[Task] Your task is to repeat all of the material exactly.

[Input data]

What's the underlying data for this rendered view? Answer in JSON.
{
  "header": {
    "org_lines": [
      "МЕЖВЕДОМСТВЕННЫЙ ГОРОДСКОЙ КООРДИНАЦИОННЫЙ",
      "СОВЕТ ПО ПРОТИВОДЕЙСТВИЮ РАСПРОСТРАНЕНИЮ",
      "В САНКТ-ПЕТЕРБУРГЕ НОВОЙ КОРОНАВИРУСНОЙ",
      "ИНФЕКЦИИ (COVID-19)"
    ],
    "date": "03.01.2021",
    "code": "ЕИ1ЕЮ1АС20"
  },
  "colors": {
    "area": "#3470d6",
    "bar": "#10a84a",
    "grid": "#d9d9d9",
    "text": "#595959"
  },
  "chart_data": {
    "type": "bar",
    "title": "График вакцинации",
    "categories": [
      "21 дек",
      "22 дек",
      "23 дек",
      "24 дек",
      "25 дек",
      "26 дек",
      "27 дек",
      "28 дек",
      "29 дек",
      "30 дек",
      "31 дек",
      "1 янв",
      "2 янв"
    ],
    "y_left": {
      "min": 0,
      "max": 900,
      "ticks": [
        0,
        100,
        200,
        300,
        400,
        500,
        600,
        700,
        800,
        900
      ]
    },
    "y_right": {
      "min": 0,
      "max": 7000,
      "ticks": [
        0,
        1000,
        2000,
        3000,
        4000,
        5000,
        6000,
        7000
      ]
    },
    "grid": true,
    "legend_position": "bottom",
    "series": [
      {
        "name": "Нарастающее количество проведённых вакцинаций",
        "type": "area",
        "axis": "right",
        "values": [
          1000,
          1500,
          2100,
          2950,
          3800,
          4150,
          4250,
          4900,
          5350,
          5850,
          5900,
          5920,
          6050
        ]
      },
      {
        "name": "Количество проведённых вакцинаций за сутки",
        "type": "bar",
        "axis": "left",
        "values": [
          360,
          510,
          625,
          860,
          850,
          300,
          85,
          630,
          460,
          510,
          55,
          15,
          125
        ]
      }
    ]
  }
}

[Exercise result]
What's the underlying data for this rendered view? Answer in JSON.
{
  "header": {
    "org_lines": [
      "МЕЖВЕДОМСТВЕННЫЙ ГОРОДСКОЙ КООРДИНАЦИОННЫЙ",
      "СОВЕТ ПО ПРОТИВОДЕЙСТВИЮ РАСПРОСТРАНЕНИЮ",
      "В САНКТ-ПЕТЕРБУРГЕ НОВОЙ КОРОНАВИРУСНОЙ",
      "ИНФЕКЦИИ (COVID-19)"
    ],
    "date": "03.01.2021",
    "code": "ЕИ1ЕЮ1АС20"
  },
  "colors": {
    "area": "#3470d6",
    "bar": "#10a84a",
    "grid": "#d9d9d9",
    "text": "#595959"
  },
  "chart_data": {
    "type": "bar",
    "title": "График вакцинации",
    "categories": [
      "21 дек",
      "22 дек",
      "23 дек",
      "24 дек",
      "25 дек",
      "26 дек",
      "27 дек",
      "28 дек",
      "29 дек",
      "30 дек",
      "31 дек",
      "1 янв",
      "2 янв"
    ],
    "y_left": {
      "min": 0,
      "max": 900,
      "ticks": [
        0,
        100,
        200,
        300,
        400,
        500,
        600,
        700,
        800,
        900
      ]
    },
    "y_right": {
      "min": 0,
      "max": 7000,
      "ticks": [
        0,
        1000,
        2000,
        3000,
        4000,
        5000,
        6000,
        7000
      ]
    },
    "grid": true,
    "legend_position": "bottom",
    "series": [
      {
        "name": "Нарастающее количество проведённых вакцинаций",
        "type": "area",
        "axis": "right",
        "values": [
          1000,
          1500,
          2100,
          2950,
          3800,
          4150,
          4250,
          4900,
          5350,
          5850,
          5900,
          5920,
          6050
        ]
      },
      {
        "name": "Количество проведённых вакцинаций за сутки",
        "type": "bar",
        "axis": "left",
        "values": [
          360,
          510,
          625,
          860,
          850,
          300,
          85,
          630,
          460,
          510,
          55,
          15,
          125
        ]
      }
    ]
  }
}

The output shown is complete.